**What to work on**
Find the lines of data that contain the string "προσᾴδειν", then list them.

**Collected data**
• • •
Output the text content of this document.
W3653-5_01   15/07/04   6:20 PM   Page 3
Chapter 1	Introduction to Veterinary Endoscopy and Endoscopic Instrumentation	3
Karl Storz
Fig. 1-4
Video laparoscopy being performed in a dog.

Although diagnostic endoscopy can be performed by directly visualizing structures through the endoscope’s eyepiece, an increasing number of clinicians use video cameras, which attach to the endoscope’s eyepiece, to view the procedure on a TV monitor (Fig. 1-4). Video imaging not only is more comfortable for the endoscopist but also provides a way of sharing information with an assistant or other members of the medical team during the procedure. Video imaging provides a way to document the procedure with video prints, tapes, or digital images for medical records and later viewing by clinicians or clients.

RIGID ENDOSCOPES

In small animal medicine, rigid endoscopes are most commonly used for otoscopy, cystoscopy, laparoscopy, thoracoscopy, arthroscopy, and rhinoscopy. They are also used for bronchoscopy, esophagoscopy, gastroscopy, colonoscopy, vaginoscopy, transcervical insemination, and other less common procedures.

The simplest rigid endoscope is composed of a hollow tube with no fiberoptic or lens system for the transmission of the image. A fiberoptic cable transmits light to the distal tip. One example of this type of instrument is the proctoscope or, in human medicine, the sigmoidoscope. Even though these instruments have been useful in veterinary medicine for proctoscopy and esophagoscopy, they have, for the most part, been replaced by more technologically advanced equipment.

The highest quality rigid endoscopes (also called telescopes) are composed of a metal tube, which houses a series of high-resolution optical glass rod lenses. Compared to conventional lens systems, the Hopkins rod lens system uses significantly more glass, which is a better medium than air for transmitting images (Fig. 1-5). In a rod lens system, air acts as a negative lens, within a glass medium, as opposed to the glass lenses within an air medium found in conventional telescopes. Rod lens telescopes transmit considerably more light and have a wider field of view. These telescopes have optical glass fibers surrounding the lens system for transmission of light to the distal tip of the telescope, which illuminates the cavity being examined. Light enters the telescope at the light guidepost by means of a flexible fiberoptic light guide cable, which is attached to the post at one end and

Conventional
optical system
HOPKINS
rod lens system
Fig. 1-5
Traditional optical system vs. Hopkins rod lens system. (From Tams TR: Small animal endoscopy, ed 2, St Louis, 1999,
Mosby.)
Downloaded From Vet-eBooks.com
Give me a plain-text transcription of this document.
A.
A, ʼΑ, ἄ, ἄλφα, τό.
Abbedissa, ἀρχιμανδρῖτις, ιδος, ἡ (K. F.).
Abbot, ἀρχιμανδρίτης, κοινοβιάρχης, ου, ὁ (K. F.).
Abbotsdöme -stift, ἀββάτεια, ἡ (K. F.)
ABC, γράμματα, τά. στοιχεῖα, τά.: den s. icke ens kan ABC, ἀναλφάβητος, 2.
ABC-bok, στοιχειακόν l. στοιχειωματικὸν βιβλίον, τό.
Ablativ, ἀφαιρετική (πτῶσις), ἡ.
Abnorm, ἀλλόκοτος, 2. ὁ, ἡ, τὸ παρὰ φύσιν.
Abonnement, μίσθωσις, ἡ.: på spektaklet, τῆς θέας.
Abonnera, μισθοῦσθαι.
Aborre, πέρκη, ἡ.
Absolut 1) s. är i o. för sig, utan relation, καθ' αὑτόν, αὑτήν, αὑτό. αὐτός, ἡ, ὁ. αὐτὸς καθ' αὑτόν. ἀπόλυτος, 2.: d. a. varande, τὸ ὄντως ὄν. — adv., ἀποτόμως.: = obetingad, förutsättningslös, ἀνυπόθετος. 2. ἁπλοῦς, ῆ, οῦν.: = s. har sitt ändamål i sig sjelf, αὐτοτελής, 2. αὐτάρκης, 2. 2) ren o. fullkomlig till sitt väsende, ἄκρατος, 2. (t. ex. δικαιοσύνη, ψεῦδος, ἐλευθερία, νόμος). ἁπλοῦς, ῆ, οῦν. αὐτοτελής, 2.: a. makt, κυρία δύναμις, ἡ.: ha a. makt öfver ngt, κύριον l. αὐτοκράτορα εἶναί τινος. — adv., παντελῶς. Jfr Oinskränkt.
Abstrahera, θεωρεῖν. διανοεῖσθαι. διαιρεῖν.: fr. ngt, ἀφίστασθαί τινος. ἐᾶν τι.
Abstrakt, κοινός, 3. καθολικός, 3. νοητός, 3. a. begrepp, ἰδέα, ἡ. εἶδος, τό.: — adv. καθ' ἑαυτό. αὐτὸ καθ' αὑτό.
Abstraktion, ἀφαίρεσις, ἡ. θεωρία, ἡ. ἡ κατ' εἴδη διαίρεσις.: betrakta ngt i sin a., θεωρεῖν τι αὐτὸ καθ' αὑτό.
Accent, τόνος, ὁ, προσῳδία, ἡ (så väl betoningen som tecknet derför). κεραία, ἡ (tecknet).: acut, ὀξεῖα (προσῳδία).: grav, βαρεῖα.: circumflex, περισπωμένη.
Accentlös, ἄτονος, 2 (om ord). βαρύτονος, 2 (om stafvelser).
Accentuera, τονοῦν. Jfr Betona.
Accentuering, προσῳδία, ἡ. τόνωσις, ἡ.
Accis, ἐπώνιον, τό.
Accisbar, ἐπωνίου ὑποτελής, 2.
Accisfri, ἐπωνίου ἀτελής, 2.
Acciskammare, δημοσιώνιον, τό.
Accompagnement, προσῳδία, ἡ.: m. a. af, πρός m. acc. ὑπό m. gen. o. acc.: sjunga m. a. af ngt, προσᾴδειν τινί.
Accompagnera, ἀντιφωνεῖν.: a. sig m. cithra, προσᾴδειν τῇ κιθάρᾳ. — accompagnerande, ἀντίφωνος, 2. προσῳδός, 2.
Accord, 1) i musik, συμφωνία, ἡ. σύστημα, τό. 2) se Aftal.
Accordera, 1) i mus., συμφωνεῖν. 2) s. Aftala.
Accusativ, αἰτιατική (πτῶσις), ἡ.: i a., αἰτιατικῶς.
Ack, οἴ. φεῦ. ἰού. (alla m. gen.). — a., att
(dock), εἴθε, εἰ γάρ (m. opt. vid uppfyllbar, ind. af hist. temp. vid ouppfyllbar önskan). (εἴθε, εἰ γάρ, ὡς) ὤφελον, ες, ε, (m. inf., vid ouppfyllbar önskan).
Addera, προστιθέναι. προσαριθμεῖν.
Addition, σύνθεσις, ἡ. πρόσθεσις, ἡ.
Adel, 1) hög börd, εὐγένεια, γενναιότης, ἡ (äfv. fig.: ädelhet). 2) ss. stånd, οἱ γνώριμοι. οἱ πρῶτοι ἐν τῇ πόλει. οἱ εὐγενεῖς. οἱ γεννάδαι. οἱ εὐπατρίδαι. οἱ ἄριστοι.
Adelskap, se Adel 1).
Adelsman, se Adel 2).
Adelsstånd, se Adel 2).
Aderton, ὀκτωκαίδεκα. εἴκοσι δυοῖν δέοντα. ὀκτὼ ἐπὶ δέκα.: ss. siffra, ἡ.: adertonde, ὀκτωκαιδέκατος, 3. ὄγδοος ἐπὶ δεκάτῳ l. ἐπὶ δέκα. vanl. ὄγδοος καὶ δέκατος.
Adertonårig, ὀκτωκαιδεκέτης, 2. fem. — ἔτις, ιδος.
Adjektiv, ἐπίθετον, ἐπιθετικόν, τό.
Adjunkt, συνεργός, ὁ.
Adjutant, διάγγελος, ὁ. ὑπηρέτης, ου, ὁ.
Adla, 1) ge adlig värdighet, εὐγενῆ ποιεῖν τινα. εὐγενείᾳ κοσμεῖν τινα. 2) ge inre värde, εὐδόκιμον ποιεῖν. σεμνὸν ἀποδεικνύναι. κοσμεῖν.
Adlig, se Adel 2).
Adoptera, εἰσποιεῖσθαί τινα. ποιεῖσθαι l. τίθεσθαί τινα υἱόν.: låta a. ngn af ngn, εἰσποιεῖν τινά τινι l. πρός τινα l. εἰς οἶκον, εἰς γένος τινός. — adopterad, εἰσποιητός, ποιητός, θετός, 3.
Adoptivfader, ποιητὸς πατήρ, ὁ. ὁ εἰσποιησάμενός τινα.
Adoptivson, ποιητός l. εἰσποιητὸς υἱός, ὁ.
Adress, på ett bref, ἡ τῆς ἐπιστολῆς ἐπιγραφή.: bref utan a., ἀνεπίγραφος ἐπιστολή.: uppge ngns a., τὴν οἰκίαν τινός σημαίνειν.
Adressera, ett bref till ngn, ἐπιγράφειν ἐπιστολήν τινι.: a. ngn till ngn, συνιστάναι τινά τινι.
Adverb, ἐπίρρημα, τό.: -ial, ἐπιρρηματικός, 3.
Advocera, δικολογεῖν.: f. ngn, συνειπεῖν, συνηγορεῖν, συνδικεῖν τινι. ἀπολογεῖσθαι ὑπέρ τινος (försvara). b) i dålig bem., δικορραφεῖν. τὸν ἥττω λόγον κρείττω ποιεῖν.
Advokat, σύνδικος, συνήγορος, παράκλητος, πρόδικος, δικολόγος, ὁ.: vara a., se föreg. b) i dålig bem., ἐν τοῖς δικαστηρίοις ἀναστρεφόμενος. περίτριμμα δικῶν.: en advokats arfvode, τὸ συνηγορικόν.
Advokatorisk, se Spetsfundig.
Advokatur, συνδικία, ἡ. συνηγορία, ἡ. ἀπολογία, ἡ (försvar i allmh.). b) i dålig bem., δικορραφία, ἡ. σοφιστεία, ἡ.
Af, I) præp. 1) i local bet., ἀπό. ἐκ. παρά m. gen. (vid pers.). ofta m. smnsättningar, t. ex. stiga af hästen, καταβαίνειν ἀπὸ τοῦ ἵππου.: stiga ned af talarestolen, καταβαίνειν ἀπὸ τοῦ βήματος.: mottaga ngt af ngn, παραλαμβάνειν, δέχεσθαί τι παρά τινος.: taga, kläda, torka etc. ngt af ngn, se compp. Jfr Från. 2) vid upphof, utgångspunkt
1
• • •
**Reply**
Accompagnement, προσῳδία, ἡ.: m. a. af, πρός m. acc. ὑπό m. gen. o. acc.: sjunga m. a. af ngt, προσᾴδειν τινί.
Accompagnera, ἀντιφωνεῖν.: a. sig m. cithra, προσᾴδειν τῇ κιθάρᾳ. — accompagnerande, ἀντίφωνος, 2. προσῳδός, 2.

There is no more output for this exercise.